__TASK DIRECTIONS__
Repeat exactly, and only, the lines from the one containing "Give me a plain-text" through the end of the records.

__TASK MATERIAL__
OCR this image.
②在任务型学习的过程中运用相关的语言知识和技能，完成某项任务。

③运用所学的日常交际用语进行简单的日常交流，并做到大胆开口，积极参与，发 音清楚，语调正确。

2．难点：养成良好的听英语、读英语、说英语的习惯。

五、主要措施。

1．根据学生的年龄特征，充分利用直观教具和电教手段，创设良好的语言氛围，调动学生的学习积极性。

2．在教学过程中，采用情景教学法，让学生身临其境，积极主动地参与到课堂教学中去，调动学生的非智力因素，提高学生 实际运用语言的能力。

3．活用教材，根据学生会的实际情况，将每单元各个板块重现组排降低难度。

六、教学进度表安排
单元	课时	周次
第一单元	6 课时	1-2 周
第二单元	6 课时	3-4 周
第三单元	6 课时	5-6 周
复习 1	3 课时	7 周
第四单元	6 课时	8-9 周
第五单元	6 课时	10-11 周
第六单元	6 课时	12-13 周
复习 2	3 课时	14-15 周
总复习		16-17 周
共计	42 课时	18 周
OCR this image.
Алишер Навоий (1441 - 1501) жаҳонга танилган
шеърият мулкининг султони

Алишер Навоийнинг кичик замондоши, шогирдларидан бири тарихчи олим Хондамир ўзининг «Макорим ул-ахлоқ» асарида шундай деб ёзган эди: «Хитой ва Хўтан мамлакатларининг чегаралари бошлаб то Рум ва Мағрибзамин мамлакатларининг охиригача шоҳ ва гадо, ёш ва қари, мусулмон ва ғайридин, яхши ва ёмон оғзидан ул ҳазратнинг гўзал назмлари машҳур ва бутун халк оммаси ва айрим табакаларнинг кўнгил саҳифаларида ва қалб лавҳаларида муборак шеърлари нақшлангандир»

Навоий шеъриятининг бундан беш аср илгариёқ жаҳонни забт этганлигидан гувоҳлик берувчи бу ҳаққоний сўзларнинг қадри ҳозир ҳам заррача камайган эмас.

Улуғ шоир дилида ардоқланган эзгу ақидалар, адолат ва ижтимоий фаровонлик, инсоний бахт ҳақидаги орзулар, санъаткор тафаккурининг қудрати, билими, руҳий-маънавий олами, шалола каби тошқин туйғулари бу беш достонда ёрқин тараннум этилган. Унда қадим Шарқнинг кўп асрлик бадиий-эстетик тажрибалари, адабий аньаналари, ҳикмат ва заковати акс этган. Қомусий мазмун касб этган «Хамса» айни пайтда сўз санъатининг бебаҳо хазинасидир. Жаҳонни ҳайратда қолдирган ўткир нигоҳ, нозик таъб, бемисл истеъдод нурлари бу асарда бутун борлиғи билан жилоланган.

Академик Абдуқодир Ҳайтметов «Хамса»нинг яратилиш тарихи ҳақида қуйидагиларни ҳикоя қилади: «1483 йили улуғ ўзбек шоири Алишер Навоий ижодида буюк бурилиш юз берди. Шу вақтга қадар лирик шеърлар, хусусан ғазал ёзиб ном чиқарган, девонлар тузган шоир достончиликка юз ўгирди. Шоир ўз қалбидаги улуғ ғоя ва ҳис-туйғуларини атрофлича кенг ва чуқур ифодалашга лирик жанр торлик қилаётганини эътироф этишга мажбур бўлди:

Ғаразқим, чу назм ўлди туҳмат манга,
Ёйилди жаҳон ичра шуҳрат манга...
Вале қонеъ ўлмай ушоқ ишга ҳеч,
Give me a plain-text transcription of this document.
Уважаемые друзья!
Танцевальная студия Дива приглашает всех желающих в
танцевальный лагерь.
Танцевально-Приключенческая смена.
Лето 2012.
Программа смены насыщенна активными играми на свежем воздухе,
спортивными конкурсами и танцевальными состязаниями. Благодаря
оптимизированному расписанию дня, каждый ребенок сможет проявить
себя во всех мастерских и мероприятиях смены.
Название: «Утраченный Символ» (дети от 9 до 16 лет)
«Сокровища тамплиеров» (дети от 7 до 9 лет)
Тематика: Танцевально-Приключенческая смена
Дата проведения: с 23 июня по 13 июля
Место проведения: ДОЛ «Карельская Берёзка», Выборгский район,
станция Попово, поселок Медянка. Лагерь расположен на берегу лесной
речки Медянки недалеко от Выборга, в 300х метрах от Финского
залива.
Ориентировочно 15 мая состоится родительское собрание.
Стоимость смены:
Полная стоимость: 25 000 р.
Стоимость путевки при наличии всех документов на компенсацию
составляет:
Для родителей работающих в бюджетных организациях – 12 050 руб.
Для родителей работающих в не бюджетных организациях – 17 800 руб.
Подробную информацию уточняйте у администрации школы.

__ANSWER TO THE PROBLEM__
Give me a plain-text transcription of this document.
Уважаемые друзья!
Танцевальная студия Дива приглашает всех желающих в
танцевальный лагерь.
Танцевально-Приключенческая смена.
Лето 2012.
Программа смены насыщенна активными играми на свежем воздухе,
спортивными конкурсами и танцевальными состязаниями. Благодаря
оптимизированному расписанию дня, каждый ребенок сможет проявить
себя во всех мастерских и мероприятиях смены.
Название: «Утраченный Символ» (дети от 9 до 16 лет)
«Сокровища тамплиеров» (дети от 7 до 9 лет)
Тематика: Танцевально-Приключенческая смена
Дата проведения: с 23 июня по 13 июля
Место проведения: ДОЛ «Карельская Берёзка», Выборгский район,
станция Попово, поселок Медянка. Лагерь расположен на берегу лесной
речки Медянки недалеко от Выборга, в 300х метрах от Финского
залива.
Ориентировочно 15 мая состоится родительское собрание.
Стоимость смены:
Полная стоимость: 25 000 р.
Стоимость путевки при наличии всех документов на компенсацию
составляет:
Для родителей работающих в бюджетных организациях – 12 050 руб.
Для родителей работающих в не бюджетных организациях – 17 800 руб.
Подробную информацию уточняйте у администрации школы.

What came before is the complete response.